- What the task asks -
Determine how many lines of the material hold the string "Cash" and reply with only that number.

- Exercise input -

>>>>>

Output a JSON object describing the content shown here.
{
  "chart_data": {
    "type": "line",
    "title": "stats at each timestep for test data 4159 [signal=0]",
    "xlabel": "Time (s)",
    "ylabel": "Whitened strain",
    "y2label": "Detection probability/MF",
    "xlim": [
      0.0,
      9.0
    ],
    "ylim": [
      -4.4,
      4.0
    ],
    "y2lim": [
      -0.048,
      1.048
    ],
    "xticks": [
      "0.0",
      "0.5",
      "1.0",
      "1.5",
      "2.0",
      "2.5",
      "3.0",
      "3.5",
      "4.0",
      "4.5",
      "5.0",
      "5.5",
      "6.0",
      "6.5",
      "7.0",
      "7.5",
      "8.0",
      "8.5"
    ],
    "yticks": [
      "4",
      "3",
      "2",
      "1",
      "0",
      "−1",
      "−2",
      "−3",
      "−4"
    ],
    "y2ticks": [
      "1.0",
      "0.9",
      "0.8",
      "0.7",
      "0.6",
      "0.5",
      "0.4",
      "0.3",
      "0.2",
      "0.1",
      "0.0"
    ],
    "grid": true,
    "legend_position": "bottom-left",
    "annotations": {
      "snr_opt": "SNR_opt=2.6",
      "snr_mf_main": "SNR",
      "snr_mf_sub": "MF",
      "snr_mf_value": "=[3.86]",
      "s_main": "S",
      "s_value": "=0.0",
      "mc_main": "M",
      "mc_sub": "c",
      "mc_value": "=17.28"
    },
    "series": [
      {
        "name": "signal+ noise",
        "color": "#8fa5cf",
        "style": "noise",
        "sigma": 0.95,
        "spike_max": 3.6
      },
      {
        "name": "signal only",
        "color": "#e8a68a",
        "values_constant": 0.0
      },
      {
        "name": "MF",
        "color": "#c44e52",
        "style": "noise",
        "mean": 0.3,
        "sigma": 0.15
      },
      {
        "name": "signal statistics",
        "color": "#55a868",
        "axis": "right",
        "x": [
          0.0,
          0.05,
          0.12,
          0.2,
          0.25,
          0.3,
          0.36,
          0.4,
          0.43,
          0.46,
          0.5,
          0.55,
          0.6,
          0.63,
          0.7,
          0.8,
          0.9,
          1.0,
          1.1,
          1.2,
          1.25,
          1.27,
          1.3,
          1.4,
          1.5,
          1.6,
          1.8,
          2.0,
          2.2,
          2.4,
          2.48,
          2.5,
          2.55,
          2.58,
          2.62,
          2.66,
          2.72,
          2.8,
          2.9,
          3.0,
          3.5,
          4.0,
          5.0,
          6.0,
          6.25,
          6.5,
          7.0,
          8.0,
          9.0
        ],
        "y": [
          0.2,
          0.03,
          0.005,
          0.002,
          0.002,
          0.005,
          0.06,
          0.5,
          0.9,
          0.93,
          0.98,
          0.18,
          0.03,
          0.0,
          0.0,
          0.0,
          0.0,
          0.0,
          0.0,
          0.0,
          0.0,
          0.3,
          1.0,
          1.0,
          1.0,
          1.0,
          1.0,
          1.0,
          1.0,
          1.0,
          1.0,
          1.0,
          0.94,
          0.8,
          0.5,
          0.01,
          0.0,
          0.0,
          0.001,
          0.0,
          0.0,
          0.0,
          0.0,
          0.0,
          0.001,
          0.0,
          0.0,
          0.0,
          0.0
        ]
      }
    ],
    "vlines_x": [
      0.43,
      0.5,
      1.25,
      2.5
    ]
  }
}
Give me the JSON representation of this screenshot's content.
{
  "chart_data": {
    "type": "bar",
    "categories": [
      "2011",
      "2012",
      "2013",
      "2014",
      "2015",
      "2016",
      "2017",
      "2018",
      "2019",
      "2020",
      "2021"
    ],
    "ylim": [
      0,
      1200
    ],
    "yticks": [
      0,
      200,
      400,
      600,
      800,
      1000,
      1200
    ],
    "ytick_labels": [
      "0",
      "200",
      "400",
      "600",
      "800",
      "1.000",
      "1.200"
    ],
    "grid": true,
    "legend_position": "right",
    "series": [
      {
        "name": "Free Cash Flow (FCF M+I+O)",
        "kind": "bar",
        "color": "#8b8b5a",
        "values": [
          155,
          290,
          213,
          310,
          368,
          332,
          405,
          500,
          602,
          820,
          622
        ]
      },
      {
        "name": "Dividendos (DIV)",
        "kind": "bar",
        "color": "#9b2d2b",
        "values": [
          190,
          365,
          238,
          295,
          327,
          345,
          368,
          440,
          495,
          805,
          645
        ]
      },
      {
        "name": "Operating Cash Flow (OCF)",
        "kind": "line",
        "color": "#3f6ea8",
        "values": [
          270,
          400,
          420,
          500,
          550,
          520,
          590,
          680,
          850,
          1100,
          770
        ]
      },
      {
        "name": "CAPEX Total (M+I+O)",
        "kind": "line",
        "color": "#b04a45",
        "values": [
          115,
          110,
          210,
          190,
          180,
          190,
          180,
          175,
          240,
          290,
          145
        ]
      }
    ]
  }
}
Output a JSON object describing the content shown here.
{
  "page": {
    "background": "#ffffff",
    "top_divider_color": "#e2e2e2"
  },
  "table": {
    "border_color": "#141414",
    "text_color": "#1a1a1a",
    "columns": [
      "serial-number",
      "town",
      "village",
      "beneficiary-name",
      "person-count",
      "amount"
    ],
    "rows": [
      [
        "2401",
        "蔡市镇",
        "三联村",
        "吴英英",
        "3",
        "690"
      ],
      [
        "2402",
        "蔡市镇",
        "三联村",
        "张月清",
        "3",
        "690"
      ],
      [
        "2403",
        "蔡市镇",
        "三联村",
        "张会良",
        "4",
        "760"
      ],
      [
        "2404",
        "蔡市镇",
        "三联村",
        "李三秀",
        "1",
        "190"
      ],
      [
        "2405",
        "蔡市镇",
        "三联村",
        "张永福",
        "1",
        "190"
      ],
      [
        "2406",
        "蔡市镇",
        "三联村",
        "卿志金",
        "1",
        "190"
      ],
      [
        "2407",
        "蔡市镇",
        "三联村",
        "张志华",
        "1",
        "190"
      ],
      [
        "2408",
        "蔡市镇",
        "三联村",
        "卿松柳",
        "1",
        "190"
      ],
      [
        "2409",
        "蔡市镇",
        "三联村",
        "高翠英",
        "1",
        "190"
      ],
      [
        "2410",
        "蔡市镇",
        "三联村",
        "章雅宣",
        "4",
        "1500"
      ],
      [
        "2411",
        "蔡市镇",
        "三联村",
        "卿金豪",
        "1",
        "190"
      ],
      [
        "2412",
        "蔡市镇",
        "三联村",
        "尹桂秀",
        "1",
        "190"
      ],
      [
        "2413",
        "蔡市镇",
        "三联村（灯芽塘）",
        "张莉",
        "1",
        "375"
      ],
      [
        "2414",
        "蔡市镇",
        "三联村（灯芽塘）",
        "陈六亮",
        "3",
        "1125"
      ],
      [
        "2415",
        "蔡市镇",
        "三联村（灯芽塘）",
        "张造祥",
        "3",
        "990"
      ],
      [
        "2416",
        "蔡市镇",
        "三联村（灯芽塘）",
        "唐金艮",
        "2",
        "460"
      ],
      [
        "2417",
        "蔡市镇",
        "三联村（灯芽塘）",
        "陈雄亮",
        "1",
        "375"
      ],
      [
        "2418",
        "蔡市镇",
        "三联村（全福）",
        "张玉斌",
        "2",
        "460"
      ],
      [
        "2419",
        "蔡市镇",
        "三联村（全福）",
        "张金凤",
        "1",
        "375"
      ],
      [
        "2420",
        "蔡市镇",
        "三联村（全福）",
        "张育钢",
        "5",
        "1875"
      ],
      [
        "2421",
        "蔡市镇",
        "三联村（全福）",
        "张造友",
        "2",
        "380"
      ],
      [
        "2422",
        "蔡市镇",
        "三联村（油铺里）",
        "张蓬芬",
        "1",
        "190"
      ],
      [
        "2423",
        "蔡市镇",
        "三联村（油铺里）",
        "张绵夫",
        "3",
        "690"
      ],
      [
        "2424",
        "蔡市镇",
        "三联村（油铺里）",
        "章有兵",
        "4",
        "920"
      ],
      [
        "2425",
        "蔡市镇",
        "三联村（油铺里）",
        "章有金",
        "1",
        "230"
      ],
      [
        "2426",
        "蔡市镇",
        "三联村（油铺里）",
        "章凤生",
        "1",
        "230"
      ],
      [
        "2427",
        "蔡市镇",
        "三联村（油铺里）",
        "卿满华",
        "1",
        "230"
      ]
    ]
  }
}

<<<<<

- Task answer -
2